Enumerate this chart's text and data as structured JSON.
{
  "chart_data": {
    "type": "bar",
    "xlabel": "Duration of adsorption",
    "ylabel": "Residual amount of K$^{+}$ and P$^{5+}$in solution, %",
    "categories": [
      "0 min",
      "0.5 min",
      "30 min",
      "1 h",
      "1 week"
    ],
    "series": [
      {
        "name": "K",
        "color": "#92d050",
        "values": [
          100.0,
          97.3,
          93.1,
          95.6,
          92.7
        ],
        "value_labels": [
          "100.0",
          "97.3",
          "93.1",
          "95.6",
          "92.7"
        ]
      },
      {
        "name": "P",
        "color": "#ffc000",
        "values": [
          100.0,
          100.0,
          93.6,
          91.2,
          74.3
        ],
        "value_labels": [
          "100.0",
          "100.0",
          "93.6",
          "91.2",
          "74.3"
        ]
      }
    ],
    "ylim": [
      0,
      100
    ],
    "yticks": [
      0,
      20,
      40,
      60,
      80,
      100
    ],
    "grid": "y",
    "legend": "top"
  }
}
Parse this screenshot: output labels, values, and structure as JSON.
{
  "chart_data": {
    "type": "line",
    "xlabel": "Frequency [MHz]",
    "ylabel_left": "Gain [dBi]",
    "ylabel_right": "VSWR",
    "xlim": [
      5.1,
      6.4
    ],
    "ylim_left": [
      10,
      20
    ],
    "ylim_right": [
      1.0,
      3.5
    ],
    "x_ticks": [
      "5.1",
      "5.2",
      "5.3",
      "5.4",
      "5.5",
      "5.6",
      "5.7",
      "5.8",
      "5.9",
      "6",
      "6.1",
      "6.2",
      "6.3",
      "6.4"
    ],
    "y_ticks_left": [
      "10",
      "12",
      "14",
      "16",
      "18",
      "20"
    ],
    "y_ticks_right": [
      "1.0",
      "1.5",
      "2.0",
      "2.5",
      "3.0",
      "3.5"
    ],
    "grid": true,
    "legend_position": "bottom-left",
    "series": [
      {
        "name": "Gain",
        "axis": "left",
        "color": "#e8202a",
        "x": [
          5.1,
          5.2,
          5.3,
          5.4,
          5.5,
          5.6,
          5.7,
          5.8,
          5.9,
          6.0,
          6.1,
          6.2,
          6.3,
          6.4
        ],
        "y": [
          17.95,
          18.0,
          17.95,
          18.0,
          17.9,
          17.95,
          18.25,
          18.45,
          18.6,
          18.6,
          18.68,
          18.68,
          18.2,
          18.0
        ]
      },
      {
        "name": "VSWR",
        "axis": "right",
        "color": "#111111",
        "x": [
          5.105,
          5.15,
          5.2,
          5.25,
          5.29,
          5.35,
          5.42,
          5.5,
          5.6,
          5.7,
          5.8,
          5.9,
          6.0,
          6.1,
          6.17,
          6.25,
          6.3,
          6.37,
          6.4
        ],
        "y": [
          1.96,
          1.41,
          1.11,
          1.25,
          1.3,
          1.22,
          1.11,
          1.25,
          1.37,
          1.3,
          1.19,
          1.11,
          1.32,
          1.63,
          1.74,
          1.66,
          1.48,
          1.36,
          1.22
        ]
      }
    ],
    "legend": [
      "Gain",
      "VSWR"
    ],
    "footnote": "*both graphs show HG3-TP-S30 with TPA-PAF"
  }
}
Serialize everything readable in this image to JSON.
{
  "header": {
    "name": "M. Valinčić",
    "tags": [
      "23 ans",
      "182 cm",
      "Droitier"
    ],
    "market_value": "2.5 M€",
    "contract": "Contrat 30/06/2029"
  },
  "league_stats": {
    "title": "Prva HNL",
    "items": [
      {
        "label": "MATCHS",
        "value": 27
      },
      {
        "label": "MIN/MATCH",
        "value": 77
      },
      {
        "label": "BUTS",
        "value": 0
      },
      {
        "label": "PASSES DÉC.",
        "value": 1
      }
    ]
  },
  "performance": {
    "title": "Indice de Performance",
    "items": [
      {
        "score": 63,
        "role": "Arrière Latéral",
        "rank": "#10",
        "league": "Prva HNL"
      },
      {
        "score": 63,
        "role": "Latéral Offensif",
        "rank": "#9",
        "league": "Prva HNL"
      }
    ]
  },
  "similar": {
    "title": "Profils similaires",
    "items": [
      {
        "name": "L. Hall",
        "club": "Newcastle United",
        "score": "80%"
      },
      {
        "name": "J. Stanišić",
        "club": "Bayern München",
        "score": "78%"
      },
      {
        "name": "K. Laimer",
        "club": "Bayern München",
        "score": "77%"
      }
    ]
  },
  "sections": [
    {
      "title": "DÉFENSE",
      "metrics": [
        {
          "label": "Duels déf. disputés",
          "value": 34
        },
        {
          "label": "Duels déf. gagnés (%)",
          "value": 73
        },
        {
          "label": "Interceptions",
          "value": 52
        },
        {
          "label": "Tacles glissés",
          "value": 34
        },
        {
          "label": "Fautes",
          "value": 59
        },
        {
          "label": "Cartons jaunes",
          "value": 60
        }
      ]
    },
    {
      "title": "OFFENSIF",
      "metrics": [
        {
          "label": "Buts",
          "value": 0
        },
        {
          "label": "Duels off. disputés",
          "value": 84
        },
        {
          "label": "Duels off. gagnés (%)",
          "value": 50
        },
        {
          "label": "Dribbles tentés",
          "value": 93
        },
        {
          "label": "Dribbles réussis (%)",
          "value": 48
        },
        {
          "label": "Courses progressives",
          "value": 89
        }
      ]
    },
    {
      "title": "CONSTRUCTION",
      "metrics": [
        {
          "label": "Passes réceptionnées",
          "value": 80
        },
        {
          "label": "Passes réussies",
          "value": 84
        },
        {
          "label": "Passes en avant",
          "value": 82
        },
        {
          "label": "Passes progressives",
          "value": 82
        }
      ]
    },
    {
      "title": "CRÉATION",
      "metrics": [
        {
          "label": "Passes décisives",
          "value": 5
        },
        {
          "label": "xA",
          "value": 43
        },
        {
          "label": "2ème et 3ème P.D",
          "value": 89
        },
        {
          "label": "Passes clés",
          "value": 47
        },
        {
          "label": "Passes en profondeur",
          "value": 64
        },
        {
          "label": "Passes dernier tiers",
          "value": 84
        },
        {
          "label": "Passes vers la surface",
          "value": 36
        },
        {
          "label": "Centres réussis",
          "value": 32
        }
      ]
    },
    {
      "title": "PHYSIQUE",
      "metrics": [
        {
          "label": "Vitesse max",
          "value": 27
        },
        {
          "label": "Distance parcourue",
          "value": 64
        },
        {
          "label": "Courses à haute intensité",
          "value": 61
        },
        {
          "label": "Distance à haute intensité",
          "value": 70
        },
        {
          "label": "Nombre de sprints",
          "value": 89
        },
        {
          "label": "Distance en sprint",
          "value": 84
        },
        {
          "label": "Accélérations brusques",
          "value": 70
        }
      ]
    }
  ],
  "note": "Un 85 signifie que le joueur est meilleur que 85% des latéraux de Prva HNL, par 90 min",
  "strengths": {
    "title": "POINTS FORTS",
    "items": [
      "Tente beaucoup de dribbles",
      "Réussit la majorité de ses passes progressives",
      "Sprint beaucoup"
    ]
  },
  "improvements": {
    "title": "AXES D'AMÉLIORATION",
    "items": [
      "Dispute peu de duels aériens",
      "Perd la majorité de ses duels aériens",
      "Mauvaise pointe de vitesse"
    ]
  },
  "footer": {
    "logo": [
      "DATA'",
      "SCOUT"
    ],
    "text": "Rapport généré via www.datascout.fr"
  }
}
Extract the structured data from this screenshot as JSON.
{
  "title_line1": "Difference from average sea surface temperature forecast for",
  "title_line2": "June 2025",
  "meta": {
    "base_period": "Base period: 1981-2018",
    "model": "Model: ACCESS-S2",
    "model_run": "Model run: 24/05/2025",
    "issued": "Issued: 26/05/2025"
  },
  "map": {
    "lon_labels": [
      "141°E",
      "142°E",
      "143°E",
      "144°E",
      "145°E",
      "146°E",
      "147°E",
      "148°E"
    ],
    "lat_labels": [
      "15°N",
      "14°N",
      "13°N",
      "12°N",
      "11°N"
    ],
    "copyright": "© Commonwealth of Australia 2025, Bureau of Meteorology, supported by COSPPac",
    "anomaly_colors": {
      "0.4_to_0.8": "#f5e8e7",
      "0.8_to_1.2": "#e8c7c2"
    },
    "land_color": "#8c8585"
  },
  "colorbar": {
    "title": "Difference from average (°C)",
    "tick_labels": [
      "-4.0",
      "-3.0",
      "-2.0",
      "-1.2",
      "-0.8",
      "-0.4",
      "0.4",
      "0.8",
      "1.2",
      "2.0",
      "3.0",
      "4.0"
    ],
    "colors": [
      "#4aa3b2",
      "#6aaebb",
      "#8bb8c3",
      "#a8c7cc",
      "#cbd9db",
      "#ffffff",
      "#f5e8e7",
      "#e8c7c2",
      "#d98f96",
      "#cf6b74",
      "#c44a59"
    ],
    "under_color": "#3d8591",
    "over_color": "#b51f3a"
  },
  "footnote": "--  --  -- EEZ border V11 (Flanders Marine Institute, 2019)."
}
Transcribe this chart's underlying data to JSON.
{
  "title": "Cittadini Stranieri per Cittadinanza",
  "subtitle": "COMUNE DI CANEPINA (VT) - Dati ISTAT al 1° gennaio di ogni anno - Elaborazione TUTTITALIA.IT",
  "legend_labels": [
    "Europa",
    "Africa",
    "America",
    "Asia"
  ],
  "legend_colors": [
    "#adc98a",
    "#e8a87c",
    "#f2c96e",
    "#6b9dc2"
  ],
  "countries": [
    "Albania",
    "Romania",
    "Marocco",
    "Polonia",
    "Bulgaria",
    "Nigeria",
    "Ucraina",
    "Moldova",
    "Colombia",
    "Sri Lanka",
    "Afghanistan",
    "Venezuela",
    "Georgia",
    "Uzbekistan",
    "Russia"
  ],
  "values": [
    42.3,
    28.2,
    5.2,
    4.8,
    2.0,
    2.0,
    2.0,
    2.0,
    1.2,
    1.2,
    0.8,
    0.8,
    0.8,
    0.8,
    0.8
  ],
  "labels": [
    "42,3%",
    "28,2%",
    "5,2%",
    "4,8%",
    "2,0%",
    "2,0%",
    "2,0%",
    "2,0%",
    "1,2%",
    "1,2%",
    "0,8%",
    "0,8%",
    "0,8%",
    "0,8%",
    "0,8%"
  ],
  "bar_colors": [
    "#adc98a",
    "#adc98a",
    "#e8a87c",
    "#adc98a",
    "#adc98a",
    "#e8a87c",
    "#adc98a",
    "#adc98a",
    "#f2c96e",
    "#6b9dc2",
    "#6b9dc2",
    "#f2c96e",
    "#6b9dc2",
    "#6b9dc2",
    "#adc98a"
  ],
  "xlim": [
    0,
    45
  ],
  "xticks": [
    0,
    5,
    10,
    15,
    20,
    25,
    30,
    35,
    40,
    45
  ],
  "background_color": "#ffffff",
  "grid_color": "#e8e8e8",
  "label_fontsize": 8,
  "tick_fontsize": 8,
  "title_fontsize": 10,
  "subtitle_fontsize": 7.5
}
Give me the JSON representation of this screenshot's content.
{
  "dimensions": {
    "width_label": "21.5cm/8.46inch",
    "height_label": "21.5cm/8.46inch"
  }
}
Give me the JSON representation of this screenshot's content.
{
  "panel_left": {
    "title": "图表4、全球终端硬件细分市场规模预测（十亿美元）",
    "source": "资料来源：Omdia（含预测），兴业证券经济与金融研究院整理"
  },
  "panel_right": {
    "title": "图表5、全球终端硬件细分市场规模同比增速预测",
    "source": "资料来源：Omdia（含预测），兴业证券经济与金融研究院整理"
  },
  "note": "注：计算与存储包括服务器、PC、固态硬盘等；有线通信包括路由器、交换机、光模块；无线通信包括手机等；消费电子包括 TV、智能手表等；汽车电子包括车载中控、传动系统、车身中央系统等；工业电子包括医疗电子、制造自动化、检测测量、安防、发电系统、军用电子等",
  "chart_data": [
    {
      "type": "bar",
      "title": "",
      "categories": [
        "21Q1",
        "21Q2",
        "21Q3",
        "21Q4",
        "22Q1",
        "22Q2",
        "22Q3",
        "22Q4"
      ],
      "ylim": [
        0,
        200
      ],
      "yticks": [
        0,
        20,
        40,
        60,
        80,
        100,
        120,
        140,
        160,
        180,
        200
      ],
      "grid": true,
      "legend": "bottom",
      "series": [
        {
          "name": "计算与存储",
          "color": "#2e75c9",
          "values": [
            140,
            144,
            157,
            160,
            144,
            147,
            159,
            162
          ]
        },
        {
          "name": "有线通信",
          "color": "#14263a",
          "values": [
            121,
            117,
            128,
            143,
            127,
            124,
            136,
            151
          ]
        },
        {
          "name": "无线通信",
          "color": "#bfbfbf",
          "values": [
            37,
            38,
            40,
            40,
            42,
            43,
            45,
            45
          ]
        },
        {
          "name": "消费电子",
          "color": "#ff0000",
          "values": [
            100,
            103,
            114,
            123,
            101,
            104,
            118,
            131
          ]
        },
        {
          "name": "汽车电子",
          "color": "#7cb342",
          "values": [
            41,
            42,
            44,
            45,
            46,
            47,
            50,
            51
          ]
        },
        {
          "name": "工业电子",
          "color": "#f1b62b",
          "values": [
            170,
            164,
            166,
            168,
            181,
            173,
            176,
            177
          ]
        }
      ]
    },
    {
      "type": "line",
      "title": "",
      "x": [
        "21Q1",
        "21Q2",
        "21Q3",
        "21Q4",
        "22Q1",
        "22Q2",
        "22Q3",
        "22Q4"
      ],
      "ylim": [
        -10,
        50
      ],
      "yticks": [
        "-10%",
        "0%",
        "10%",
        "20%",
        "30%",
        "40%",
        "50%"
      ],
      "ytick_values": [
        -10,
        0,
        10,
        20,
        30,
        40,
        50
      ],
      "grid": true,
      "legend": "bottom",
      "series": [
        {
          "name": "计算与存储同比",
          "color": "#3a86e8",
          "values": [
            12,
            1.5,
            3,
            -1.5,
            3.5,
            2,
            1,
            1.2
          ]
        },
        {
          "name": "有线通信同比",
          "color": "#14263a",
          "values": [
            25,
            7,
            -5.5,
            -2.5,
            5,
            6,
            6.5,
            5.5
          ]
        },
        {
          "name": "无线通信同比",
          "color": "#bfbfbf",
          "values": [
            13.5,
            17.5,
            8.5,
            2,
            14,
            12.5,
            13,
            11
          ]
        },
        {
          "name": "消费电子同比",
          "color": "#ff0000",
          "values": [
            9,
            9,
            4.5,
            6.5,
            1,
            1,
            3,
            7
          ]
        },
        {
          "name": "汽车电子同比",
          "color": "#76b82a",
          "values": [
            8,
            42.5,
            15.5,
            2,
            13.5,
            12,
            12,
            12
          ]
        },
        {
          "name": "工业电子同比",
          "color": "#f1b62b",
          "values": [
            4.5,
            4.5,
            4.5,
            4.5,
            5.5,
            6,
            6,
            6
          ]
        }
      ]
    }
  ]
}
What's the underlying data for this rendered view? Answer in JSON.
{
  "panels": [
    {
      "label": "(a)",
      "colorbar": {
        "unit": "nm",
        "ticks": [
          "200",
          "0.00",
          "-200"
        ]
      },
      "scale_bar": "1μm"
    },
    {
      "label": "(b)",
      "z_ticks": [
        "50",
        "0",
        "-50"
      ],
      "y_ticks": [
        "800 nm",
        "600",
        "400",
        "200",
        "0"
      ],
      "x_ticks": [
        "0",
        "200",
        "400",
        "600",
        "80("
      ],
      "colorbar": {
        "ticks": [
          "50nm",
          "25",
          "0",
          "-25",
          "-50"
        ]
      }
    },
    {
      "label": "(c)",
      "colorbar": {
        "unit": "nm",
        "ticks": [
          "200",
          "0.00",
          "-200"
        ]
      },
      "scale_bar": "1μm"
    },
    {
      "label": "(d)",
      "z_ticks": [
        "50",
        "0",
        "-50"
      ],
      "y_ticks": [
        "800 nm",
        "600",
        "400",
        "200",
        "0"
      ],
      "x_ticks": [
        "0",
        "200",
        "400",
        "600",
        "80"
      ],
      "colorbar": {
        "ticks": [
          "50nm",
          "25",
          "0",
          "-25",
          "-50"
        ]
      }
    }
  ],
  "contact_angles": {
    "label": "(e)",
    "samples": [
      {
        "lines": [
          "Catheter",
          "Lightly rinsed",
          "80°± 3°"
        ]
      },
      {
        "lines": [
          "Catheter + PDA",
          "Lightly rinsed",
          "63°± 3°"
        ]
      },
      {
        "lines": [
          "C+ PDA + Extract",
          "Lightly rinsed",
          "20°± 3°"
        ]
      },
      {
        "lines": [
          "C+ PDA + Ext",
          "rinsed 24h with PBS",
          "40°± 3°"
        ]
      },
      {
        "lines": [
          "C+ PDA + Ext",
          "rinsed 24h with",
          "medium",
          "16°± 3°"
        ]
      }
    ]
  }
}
#####
Aim
Return nothing except the number of lines that include the string "disputés".

The output
2